Here are some entries; quote each one exactly.

--- Start of SUPPLIED MATERIAL ---

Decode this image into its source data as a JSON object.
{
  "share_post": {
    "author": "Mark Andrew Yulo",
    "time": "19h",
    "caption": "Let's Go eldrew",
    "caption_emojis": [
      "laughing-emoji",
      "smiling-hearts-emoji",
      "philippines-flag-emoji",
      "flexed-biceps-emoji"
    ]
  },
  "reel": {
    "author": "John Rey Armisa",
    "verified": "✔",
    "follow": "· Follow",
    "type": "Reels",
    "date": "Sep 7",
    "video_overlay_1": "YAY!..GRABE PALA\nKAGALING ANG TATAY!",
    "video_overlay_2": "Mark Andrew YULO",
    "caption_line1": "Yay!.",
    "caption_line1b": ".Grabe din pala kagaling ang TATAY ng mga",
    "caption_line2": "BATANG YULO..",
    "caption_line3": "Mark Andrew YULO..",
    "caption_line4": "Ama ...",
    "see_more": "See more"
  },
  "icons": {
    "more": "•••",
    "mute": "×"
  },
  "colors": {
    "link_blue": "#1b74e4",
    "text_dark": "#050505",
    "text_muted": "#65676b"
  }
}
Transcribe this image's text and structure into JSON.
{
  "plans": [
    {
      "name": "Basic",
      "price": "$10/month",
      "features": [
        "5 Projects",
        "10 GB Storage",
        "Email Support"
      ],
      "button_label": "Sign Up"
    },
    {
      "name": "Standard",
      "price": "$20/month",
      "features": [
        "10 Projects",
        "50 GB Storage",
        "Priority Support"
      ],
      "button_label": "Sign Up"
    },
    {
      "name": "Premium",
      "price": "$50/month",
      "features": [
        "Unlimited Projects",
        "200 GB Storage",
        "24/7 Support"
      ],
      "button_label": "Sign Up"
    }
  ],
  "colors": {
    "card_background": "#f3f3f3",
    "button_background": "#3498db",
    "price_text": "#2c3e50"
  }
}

--- End of SUPPLIED MATERIAL ---

* **SOLUTION FOR THIS TASK**
Decode this image into its source data as a JSON object.
{
  "share_post": {
    "author": "Mark Andrew Yulo",
    "time": "19h",
    "caption": "Let's Go eldrew",
    "caption_emojis": [
      "laughing-emoji",
      "smiling-hearts-emoji",
      "philippines-flag-emoji",
      "flexed-biceps-emoji"
    ]
  },
  "reel": {
    "author": "John Rey Armisa",
    "verified": "✔",
    "follow": "· Follow",
    "type": "Reels",
    "date": "Sep 7",
    "video_overlay_1": "YAY!..GRABE PALA\nKAGALING ANG TATAY!",
    "video_overlay_2": "Mark Andrew YULO",
    "caption_line1": "Yay!.",
    "caption_line1b": ".Grabe din pala kagaling ang TATAY ng mga",
    "caption_line2": "BATANG YULO..",
    "caption_line3": "Mark Andrew YULO..",
    "caption_line4": "Ama ...",
    "see_more": "See more"
  },
  "icons": {
    "more": "•••",
    "mute": "×"
  },
  "colors": {
    "link_blue": "#1b74e4",
    "text_dark": "#050505",
    "text_muted": "#65676b"
  }
}
Transcribe this image's text and structure into JSON.
{
  "plans": [
    {
      "name": "Basic",
      "price": "$10/month",
      "features": [
        "5 Projects",
        "10 GB Storage",
        "Email Support"
      ],
      "button_label": "Sign Up"
    },
    {
      "name": "Standard",
      "price": "$20/month",
      "features": [
        "10 Projects",
        "50 GB Storage",
        "Priority Support"
      ],
      "button_label": "Sign Up"
    },
    {
      "name": "Premium",
      "price": "$50/month",
      "features": [
        "Unlimited Projects",
        "200 GB Storage",
        "24/7 Support"
      ],
      "button_label": "Sign Up"
    }
  ],
  "colors": {
    "card_background": "#f3f3f3",
    "button_background": "#3498db",
    "price_text": "#2c3e50"
  }
}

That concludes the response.